_Your objective_
Set down every entry word for word. Omit the pictures.

Rows from a dataset:
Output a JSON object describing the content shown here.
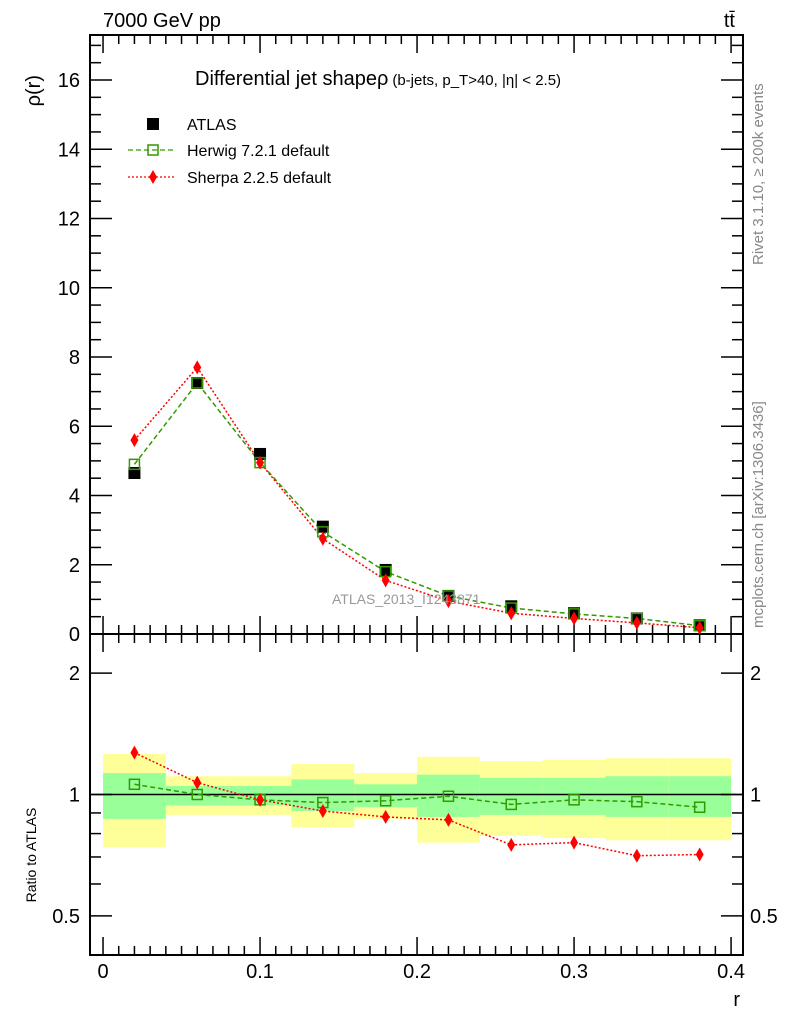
{
  "header": {
    "energy_label": "7000 GeV pp",
    "process_label": "tt̄"
  },
  "side_labels": {
    "rivet": "Rivet 3.1.10, ≥ 200k events",
    "mcplots": "mcplots.cern.ch [arXiv:1306.3436]"
  },
  "watermark": "ATLAS_2013_I1243871",
  "colors": {
    "atlas": "#000000",
    "herwig": "#339900",
    "sherpa": "#ff0000",
    "band_inner": "#99ff99",
    "band_outer": "#ffff99"
  },
  "chart_data": [
    {
      "type": "line",
      "title": "Differential jet shapeρ",
      "subtitle": "(b-jets, p_T>40, |η| < 2.5)",
      "ylabel": "ρ(r)",
      "xlabel": "r",
      "xlim": [
        -0.0083,
        0.4076
      ],
      "ylim": [
        0,
        17.3
      ],
      "yticks": [
        0,
        2,
        4,
        6,
        8,
        10,
        12,
        14,
        16
      ],
      "ytick_labels": [
        "0",
        "2",
        "4",
        "6",
        "8",
        "10",
        "12",
        "14",
        "16"
      ],
      "legend_position": "top-left",
      "x": [
        0.02,
        0.06,
        0.1,
        0.14,
        0.18,
        0.22,
        0.26,
        0.3,
        0.34,
        0.38
      ],
      "series": [
        {
          "name": "ATLAS",
          "marker": "filled-square",
          "values": [
            4.65,
            7.25,
            5.2,
            3.1,
            1.85,
            1.1,
            0.8,
            0.6,
            0.45,
            0.25
          ]
        },
        {
          "name": "Herwig 7.2.1 default",
          "marker": "open-square",
          "line": "dashed",
          "values": [
            4.9,
            7.25,
            4.95,
            2.95,
            1.8,
            1.1,
            0.75,
            0.58,
            0.45,
            0.24
          ]
        },
        {
          "name": "Sherpa 2.2.5 default",
          "marker": "diamond",
          "line": "dotted",
          "values": [
            5.6,
            7.7,
            4.95,
            2.75,
            1.55,
            0.95,
            0.6,
            0.45,
            0.32,
            0.18
          ]
        }
      ]
    },
    {
      "type": "line",
      "ylabel": "Ratio to ATLAS",
      "xlabel": "r",
      "yscale": "log",
      "xlim": [
        -0.0083,
        0.4076
      ],
      "ylim": [
        0.4,
        2.5
      ],
      "yticks": [
        0.5,
        1,
        2
      ],
      "ytick_labels": [
        "0.5",
        "1",
        "2"
      ],
      "xticks": [
        0,
        0.1,
        0.2,
        0.3,
        0.4
      ],
      "xtick_labels": [
        "0",
        "0.1",
        "0.2",
        "0.3",
        "0.4"
      ],
      "bin_edges": [
        0,
        0.04,
        0.08,
        0.12,
        0.16,
        0.2,
        0.24,
        0.28,
        0.32,
        0.36,
        0.4
      ],
      "band_inner": {
        "low": [
          0.87,
          0.94,
          0.94,
          0.91,
          0.93,
          0.88,
          0.89,
          0.89,
          0.88,
          0.88
        ],
        "high": [
          1.13,
          1.05,
          1.05,
          1.09,
          1.06,
          1.12,
          1.1,
          1.1,
          1.11,
          1.11
        ]
      },
      "band_outer": {
        "low": [
          0.74,
          0.89,
          0.89,
          0.83,
          0.87,
          0.76,
          0.79,
          0.78,
          0.77,
          0.77
        ],
        "high": [
          1.26,
          1.11,
          1.11,
          1.19,
          1.13,
          1.24,
          1.21,
          1.22,
          1.23,
          1.23
        ]
      },
      "x": [
        0.02,
        0.06,
        0.1,
        0.14,
        0.18,
        0.22,
        0.26,
        0.3,
        0.34,
        0.38
      ],
      "series": [
        {
          "name": "Herwig 7.2.1 default",
          "values": [
            1.06,
            1.0,
            0.97,
            0.955,
            0.965,
            0.99,
            0.945,
            0.97,
            0.96,
            0.93
          ]
        },
        {
          "name": "Sherpa 2.2.5 default",
          "values": [
            1.27,
            1.07,
            0.97,
            0.91,
            0.88,
            0.865,
            0.75,
            0.76,
            0.705,
            0.71
          ]
        }
      ]
    }
  ]
}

_Exercise result_
Output a JSON object describing the content shown here.
{
  "header": {
    "energy_label": "7000 GeV pp",
    "process_label": "tt̄"
  },
  "side_labels": {
    "rivet": "Rivet 3.1.10, ≥ 200k events",
    "mcplots": "mcplots.cern.ch [arXiv:1306.3436]"
  },
  "watermark": "ATLAS_2013_I1243871",
  "colors": {
    "atlas": "#000000",
    "herwig": "#339900",
    "sherpa": "#ff0000",
    "band_inner": "#99ff99",
    "band_outer": "#ffff99"
  },
  "chart_data": [
    {
      "type": "line",
      "title": "Differential jet shapeρ",
      "subtitle": "(b-jets, p_T>40, |η| < 2.5)",
      "ylabel": "ρ(r)",
      "xlabel": "r",
      "xlim": [
        -0.0083,
        0.4076
      ],
      "ylim": [
        0,
        17.3
      ],
      "yticks": [
        0,
        2,
        4,
        6,
        8,
        10,
        12,
        14,
        16
      ],
      "ytick_labels": [
        "0",
        "2",
        "4",
        "6",
        "8",
        "10",
        "12",
        "14",
        "16"
      ],
      "legend_position": "top-left",
      "x": [
        0.02,
        0.06,
        0.1,
        0.14,
        0.18,
        0.22,
        0.26,
        0.3,
        0.34,
        0.38
      ],
      "series": [
        {
          "name": "ATLAS",
          "marker": "filled-square",
          "values": [
            4.65,
            7.25,
            5.2,
            3.1,
            1.85,
            1.1,
            0.8,
            0.6,
            0.45,
            0.25
          ]
        },
        {
          "name": "Herwig 7.2.1 default",
          "marker": "open-square",
          "line": "dashed",
          "values": [
            4.9,
            7.25,
            4.95,
            2.95,
            1.8,
            1.1,
            0.75,
            0.58,
            0.45,
            0.24
          ]
        },
        {
          "name": "Sherpa 2.2.5 default",
          "marker": "diamond",
          "line": "dotted",
          "values": [
            5.6,
            7.7,
            4.95,
            2.75,
            1.55,
            0.95,
            0.6,
            0.45,
            0.32,
            0.18
          ]
        }
      ]
    },
    {
      "type": "line",
      "ylabel": "Ratio to ATLAS",
      "xlabel": "r",
      "yscale": "log",
      "xlim": [
        -0.0083,
        0.4076
      ],
      "ylim": [
        0.4,
        2.5
      ],
      "yticks": [
        0.5,
        1,
        2
      ],
      "ytick_labels": [
        "0.5",
        "1",
        "2"
      ],
      "xticks": [
        0,
        0.1,
        0.2,
        0.3,
        0.4
      ],
      "xtick_labels": [
        "0",
        "0.1",
        "0.2",
        "0.3",
        "0.4"
      ],
      "bin_edges": [
        0,
        0.04,
        0.08,
        0.12,
        0.16,
        0.2,
        0.24,
        0.28,
        0.32,
        0.36,
        0.4
      ],
      "band_inner": {
        "low": [
          0.87,
          0.94,
          0.94,
          0.91,
          0.93,
          0.88,
          0.89,
          0.89,
          0.88,
          0.88
        ],
        "high": [
          1.13,
          1.05,
          1.05,
          1.09,
          1.06,
          1.12,
          1.1,
          1.1,
          1.11,
          1.11
        ]
      },
      "band_outer": {
        "low": [
          0.74,
          0.89,
          0.89,
          0.83,
          0.87,
          0.76,
          0.79,
          0.78,
          0.77,
          0.77
        ],
        "high": [
          1.26,
          1.11,
          1.11,
          1.19,
          1.13,
          1.24,
          1.21,
          1.22,
          1.23,
          1.23
        ]
      },
      "x": [
        0.02,
        0.06,
        0.1,
        0.14,
        0.18,
        0.22,
        0.26,
        0.3,
        0.34,
        0.38
      ],
      "series": [
        {
          "name": "Herwig 7.2.1 default",
          "values": [
            1.06,
            1.0,
            0.97,
            0.955,
            0.965,
            0.99,
            0.945,
            0.97,
            0.96,
            0.93
          ]
        },
        {
          "name": "Sherpa 2.2.5 default",
          "values": [
            1.27,
            1.07,
            0.97,
            0.91,
            0.88,
            0.865,
            0.75,
            0.76,
            0.705,
            0.71
          ]
        }
      ]
    }
  ]
}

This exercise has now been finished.